SHORT TASK:
Select from the records below every line that has the word "this" in it.

*** GIVEN RECORDS

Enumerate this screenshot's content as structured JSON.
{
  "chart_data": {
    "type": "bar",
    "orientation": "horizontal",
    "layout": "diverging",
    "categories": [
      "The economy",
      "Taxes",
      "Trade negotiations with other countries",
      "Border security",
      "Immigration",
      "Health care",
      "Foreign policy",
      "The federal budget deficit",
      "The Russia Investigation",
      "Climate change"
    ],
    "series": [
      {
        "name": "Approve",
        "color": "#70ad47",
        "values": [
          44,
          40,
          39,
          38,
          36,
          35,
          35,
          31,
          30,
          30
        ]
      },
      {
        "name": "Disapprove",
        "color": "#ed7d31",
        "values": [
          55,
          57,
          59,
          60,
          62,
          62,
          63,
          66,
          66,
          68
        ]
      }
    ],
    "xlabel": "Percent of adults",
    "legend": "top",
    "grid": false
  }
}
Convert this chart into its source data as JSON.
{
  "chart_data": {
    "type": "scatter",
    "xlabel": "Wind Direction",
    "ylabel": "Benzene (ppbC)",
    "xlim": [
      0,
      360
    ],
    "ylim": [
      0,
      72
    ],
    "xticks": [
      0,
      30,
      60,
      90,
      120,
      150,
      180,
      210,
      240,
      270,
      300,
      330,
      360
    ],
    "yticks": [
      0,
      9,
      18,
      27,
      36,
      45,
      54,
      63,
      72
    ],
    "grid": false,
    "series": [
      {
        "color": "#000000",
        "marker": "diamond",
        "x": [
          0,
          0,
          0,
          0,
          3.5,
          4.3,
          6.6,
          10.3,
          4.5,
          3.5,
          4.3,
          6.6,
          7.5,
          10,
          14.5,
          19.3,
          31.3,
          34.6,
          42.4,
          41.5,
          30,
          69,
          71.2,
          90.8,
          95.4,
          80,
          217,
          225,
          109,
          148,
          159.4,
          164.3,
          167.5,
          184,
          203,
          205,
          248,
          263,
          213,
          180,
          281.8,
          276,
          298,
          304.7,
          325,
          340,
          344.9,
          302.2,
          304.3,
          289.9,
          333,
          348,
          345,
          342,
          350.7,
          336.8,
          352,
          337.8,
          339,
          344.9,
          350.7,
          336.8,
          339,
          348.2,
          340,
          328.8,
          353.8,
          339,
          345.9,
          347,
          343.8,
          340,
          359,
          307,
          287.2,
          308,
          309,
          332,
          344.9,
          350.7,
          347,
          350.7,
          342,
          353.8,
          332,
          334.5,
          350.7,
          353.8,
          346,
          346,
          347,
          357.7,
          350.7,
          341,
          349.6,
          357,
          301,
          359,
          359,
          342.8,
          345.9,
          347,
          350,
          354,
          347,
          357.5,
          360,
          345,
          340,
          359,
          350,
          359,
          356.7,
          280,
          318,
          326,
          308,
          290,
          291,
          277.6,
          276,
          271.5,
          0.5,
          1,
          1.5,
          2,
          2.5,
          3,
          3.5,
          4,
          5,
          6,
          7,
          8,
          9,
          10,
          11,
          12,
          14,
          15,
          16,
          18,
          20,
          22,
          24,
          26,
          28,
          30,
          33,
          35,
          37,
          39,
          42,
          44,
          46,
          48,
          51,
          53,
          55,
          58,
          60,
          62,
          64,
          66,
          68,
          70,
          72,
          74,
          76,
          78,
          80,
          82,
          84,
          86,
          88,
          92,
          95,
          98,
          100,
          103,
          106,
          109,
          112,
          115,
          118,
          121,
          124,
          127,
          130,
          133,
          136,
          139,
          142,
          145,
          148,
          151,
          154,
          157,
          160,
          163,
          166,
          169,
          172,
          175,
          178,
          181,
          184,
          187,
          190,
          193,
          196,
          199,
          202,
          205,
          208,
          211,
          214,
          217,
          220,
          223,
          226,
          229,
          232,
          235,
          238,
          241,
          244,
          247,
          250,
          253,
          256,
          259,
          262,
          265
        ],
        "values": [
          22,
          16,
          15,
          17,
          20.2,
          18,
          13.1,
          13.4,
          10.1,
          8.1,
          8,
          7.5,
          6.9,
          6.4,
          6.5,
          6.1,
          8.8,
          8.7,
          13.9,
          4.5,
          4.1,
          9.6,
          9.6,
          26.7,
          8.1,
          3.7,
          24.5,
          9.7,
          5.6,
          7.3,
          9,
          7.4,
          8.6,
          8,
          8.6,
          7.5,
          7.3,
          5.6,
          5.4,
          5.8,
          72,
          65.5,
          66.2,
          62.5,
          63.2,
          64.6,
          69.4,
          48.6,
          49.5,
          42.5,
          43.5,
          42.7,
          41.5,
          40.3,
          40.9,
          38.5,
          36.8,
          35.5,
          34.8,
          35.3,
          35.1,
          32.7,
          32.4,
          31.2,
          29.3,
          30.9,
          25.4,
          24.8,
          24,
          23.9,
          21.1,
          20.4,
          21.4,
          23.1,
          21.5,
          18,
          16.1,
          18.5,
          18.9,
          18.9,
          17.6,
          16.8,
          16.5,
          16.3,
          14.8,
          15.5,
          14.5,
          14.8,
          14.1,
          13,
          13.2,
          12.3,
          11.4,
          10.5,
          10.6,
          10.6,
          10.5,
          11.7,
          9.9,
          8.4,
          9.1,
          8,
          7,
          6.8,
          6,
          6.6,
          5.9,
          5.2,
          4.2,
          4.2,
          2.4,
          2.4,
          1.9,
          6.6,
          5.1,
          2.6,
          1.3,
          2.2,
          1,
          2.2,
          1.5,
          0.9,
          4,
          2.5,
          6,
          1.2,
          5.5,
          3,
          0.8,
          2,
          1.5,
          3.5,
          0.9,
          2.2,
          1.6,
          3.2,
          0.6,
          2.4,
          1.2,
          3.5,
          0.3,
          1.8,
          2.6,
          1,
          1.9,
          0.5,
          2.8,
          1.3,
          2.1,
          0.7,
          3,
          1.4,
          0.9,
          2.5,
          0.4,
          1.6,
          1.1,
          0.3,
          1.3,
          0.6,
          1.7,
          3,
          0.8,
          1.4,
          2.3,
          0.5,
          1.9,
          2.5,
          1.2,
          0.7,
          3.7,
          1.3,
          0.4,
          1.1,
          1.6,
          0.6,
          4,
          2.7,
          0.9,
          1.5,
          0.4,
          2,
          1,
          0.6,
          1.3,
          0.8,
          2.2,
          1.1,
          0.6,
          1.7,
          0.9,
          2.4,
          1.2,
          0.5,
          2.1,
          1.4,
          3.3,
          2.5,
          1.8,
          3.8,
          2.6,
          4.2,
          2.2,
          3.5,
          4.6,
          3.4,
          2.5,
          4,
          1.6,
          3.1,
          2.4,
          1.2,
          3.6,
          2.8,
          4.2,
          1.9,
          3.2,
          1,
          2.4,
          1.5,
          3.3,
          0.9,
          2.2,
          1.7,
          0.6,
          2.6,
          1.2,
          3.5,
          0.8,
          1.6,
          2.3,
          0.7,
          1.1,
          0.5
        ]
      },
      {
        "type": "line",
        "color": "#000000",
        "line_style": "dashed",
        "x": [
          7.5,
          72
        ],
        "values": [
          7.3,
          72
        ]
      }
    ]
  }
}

******

EXERCISE ANSWER:
Enumerate this screenshot's content as structured JSON.
Convert this chart into its source data as JSON.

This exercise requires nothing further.